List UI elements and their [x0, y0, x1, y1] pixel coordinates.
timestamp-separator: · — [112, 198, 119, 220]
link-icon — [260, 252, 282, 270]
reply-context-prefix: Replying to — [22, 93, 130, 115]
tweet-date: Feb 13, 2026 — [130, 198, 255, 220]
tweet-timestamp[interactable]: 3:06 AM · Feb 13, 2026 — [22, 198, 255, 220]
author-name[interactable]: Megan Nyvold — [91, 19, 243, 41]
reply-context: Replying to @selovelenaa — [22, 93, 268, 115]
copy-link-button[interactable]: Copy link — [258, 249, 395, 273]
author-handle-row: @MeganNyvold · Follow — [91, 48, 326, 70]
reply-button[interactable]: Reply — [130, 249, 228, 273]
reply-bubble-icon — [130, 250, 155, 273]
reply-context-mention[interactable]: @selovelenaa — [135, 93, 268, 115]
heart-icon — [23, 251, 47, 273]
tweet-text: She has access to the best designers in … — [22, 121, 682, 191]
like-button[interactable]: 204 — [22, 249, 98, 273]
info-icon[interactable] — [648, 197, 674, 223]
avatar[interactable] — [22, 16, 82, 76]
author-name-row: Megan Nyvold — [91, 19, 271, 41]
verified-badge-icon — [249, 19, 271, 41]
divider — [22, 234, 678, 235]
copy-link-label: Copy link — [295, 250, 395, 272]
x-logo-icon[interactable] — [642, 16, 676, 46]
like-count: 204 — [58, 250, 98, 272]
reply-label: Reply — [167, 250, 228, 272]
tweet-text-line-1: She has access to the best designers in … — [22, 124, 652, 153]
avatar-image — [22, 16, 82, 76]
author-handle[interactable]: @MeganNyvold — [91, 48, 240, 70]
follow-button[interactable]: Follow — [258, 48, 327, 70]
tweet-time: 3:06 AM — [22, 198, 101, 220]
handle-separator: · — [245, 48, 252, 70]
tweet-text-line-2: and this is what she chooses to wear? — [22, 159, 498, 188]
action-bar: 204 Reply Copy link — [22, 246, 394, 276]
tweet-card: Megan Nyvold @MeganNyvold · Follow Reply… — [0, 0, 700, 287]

————————

Task to complete :: Copy out every line in the records above that contains the string "interactable".

Response to the exercise ::
tweet-timestamp[interactable]: 3:06 AM · Feb 13, 2026 — [22, 198, 255, 220]
author-name[interactable]: Megan Nyvold — [91, 19, 243, 41]
copy-link-button[interactable]: Copy link — [258, 249, 395, 273]
reply-button[interactable]: Reply — [130, 249, 228, 273]
reply-context-mention[interactable]: @selovelenaa — [135, 93, 268, 115]
like-button[interactable]: 204 — [22, 249, 98, 273]
info-icon[interactable] — [648, 197, 674, 223]
avatar[interactable] — [22, 16, 82, 76]
x-logo-icon[interactable] — [642, 16, 676, 46]
author-handle[interactable]: @MeganNyvold — [91, 48, 240, 70]
follow-button[interactable]: Follow — [258, 48, 327, 70]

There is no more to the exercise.